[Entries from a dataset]
** begin **

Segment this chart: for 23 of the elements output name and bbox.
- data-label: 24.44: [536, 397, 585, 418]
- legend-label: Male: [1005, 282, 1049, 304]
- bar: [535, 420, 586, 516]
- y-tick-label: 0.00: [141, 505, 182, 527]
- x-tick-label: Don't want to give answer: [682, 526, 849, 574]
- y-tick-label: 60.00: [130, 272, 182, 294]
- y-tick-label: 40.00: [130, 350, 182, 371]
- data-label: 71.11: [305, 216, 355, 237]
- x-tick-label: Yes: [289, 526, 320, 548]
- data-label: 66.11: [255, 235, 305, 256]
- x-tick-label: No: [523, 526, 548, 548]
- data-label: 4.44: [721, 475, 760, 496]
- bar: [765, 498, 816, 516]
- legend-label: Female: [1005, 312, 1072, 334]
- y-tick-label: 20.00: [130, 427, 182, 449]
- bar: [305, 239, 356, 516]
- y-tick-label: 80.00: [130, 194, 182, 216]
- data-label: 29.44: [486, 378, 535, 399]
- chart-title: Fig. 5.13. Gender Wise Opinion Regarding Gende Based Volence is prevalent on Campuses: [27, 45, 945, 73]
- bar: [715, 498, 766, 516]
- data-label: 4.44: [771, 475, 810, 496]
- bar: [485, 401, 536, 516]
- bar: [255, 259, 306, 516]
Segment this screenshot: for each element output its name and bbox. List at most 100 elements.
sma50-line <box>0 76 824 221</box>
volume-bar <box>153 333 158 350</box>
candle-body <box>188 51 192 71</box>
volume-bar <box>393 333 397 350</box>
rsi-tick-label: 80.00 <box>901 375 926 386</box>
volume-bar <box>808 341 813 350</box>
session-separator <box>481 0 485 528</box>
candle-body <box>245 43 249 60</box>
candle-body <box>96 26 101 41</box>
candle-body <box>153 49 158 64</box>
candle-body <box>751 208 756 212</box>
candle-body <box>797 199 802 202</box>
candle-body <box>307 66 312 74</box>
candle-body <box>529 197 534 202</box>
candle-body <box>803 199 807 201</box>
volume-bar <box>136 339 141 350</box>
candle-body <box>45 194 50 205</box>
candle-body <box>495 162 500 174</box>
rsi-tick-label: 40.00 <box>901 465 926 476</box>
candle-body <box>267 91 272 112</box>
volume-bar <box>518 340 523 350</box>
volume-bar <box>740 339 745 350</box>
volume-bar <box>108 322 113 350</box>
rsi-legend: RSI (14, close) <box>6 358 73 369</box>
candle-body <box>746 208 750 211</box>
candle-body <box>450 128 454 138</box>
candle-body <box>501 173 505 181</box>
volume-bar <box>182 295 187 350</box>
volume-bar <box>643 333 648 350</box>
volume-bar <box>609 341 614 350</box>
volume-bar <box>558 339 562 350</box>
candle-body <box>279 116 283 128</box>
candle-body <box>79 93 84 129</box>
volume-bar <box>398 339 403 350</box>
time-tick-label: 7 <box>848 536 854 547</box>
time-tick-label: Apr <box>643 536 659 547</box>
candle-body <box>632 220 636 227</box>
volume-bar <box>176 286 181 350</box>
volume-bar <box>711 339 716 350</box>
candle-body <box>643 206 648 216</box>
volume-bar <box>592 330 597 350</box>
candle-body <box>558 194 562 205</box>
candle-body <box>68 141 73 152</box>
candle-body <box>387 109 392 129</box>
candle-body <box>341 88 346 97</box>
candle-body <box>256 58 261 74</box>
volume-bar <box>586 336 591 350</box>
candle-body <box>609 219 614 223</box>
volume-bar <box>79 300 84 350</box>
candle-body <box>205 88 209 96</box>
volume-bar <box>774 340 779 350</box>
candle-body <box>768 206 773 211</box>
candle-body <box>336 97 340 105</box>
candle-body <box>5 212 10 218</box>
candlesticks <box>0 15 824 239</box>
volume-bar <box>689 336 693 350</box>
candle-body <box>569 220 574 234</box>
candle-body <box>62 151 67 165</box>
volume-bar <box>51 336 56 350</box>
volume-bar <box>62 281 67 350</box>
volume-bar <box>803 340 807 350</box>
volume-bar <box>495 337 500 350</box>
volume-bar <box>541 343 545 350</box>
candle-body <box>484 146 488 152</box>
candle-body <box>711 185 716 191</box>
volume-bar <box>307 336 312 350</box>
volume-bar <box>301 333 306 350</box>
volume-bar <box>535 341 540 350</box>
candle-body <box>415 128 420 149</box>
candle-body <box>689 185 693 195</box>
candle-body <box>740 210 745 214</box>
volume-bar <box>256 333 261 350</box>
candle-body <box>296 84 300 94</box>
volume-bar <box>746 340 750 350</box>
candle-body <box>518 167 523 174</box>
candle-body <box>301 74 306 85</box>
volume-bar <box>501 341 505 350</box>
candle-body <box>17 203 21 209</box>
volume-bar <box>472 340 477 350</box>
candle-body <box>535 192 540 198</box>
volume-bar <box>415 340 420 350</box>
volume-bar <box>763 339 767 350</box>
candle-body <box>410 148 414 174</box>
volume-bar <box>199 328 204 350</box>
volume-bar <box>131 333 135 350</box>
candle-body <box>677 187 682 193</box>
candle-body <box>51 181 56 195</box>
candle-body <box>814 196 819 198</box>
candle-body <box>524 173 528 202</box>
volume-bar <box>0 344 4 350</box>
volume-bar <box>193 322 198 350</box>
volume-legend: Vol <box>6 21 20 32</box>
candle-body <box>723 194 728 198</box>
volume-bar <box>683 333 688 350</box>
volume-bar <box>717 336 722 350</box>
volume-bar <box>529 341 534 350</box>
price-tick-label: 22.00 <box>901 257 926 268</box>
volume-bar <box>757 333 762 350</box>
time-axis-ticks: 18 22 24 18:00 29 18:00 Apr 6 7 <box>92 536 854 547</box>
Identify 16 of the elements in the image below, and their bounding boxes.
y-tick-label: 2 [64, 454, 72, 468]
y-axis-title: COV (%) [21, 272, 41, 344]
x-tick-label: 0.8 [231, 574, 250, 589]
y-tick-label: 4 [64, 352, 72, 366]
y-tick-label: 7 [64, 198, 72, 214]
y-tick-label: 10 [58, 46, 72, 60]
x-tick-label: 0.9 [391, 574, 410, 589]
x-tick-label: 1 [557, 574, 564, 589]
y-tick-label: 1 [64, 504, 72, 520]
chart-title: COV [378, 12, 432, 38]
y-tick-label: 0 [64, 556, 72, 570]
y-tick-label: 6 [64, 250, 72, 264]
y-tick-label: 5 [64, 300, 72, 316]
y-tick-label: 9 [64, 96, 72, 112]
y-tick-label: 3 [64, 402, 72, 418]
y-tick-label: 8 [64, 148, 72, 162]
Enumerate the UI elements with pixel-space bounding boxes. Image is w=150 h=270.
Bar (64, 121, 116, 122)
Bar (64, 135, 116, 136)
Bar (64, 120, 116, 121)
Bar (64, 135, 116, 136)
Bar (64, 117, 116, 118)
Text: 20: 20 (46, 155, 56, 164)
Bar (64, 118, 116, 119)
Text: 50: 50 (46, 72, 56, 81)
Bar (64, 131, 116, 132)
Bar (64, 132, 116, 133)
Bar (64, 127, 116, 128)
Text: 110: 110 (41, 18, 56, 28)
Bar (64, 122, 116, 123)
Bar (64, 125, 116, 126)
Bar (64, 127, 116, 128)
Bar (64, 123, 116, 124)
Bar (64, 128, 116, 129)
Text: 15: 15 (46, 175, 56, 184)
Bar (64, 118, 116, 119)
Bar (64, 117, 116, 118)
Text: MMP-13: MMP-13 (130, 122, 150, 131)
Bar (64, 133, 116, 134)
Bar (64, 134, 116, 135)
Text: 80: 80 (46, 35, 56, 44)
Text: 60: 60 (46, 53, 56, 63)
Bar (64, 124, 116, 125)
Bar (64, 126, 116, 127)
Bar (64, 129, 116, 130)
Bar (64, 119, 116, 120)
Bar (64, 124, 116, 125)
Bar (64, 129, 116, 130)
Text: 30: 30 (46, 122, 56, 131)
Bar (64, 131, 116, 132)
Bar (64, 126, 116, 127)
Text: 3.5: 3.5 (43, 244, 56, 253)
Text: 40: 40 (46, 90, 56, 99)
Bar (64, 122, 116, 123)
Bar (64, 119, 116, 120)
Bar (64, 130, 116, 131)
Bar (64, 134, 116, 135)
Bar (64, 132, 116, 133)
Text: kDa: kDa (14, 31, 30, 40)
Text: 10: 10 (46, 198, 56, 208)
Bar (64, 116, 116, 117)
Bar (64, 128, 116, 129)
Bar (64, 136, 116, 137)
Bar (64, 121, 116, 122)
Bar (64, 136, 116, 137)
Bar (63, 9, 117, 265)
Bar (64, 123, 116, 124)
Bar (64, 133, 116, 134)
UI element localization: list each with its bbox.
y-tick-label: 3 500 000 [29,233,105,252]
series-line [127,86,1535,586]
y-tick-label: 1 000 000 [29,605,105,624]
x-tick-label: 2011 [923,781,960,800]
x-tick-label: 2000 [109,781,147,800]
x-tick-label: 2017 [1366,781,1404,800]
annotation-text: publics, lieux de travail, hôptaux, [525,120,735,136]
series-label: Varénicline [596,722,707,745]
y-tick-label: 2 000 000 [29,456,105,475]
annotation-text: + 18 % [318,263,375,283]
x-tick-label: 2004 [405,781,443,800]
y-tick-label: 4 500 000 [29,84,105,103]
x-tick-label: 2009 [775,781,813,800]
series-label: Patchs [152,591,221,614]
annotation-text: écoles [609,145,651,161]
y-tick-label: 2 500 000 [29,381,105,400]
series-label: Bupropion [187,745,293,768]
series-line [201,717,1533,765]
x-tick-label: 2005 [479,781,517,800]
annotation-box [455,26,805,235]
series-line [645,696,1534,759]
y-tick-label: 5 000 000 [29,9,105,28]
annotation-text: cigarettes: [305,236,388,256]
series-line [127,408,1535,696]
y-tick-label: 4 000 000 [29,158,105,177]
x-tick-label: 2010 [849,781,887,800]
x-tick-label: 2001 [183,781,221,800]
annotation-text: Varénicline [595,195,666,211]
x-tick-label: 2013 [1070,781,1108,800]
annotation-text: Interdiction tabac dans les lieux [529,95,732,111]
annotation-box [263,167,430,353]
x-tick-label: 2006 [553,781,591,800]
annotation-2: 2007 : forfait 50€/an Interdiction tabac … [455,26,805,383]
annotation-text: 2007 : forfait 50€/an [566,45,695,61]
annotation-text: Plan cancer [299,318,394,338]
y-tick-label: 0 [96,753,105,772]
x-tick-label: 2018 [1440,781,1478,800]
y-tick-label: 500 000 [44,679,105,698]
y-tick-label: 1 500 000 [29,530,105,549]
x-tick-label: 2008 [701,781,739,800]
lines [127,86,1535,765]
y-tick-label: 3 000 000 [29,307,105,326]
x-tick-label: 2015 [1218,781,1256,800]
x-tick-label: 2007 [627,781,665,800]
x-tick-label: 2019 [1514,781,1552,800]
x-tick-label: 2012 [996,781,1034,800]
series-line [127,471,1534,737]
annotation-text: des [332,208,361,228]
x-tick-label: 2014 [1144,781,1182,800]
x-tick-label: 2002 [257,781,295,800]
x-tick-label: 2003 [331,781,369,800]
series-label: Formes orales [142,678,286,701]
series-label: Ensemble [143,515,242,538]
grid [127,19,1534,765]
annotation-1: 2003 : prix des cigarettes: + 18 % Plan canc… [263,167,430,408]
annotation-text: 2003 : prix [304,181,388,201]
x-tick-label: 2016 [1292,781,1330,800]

** end **

STATED PROBLEM = Reproduce the records starting at the very first line and ending at the line containing "candle-body <box>188 51 192 71</box>", with both ends included.

OUTPUT OF THE TASK =
Segment this chart: for 23 of the elements output name and bbox.
- data-label: 24.44: [536, 397, 585, 418]
- legend-label: Male: [1005, 282, 1049, 304]
- bar: [535, 420, 586, 516]
- y-tick-label: 0.00: [141, 505, 182, 527]
- x-tick-label: Don't want to give answer: [682, 526, 849, 574]
- y-tick-label: 60.00: [130, 272, 182, 294]
- y-tick-label: 40.00: [130, 350, 182, 371]
- data-label: 71.11: [305, 216, 355, 237]
- x-tick-label: Yes: [289, 526, 320, 548]
- data-label: 66.11: [255, 235, 305, 256]
- x-tick-label: No: [523, 526, 548, 548]
- data-label: 4.44: [721, 475, 760, 496]
- bar: [765, 498, 816, 516]
- legend-label: Female: [1005, 312, 1072, 334]
- y-tick-label: 20.00: [130, 427, 182, 449]
- bar: [305, 239, 356, 516]
- y-tick-label: 80.00: [130, 194, 182, 216]
- data-label: 29.44: [486, 378, 535, 399]
- chart-title: Fig. 5.13. Gender Wise Opinion Regarding Gende Based Volence is prevalent on Campuses: [27, 45, 945, 73]
- bar: [715, 498, 766, 516]
- data-label: 4.44: [771, 475, 810, 496]
- bar: [485, 401, 536, 516]
- bar: [255, 259, 306, 516]
Segment this screenshot: for each element output its name and bbox. List at most 100 elements.
sma50-line <box>0 76 824 221</box>
volume-bar <box>153 333 158 350</box>
candle-body <box>188 51 192 71</box>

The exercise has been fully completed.